◆ EXERCISE OBJECTIVE: Output the material beneath this task exactly, images excluded.

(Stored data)
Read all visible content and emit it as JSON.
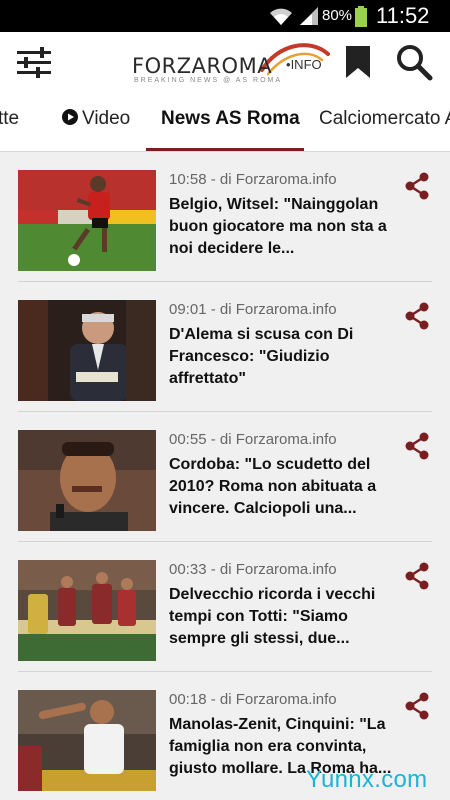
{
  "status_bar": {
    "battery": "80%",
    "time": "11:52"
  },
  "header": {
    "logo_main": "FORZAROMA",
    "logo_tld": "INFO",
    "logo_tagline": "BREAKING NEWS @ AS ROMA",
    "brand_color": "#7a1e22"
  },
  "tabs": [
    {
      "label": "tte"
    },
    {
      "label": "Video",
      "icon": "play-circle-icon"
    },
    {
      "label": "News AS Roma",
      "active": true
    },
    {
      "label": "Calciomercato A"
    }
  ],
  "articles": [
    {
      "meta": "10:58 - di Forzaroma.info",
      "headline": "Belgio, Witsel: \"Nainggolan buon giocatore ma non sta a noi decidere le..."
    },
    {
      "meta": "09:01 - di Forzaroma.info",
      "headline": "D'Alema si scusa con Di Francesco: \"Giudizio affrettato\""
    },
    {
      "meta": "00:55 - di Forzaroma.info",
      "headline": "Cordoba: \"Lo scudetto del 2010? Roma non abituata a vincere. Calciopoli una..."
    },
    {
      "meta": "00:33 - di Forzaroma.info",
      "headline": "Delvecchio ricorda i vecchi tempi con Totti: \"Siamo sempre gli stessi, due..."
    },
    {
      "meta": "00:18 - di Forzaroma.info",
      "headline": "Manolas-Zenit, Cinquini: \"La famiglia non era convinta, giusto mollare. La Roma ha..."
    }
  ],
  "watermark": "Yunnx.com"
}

◆ RESPONSE FOR THIS EXERCISE:
Read all visible content and emit it as JSON.
{
  "status_bar": {
    "battery": "80%",
    "time": "11:52"
  },
  "header": {
    "logo_main": "FORZAROMA",
    "logo_tld": "INFO",
    "logo_tagline": "BREAKING NEWS @ AS ROMA",
    "brand_color": "#7a1e22"
  },
  "tabs": [
    {
      "label": "tte"
    },
    {
      "label": "Video",
      "icon": "play-circle-icon"
    },
    {
      "label": "News AS Roma",
      "active": true
    },
    {
      "label": "Calciomercato A"
    }
  ],
  "articles": [
    {
      "meta": "10:58 - di Forzaroma.info",
      "headline": "Belgio, Witsel: \"Nainggolan buon giocatore ma non sta a noi decidere le..."
    },
    {
      "meta": "09:01 - di Forzaroma.info",
      "headline": "D'Alema si scusa con Di Francesco: \"Giudizio affrettato\""
    },
    {
      "meta": "00:55 - di Forzaroma.info",
      "headline": "Cordoba: \"Lo scudetto del 2010? Roma non abituata a vincere. Calciopoli una..."
    },
    {
      "meta": "00:33 - di Forzaroma.info",
      "headline": "Delvecchio ricorda i vecchi tempi con Totti: \"Siamo sempre gli stessi, due..."
    },
    {
      "meta": "00:18 - di Forzaroma.info",
      "headline": "Manolas-Zenit, Cinquini: \"La famiglia non era convinta, giusto mollare. La Roma ha..."
    }
  ],
  "watermark": "Yunnx.com"
}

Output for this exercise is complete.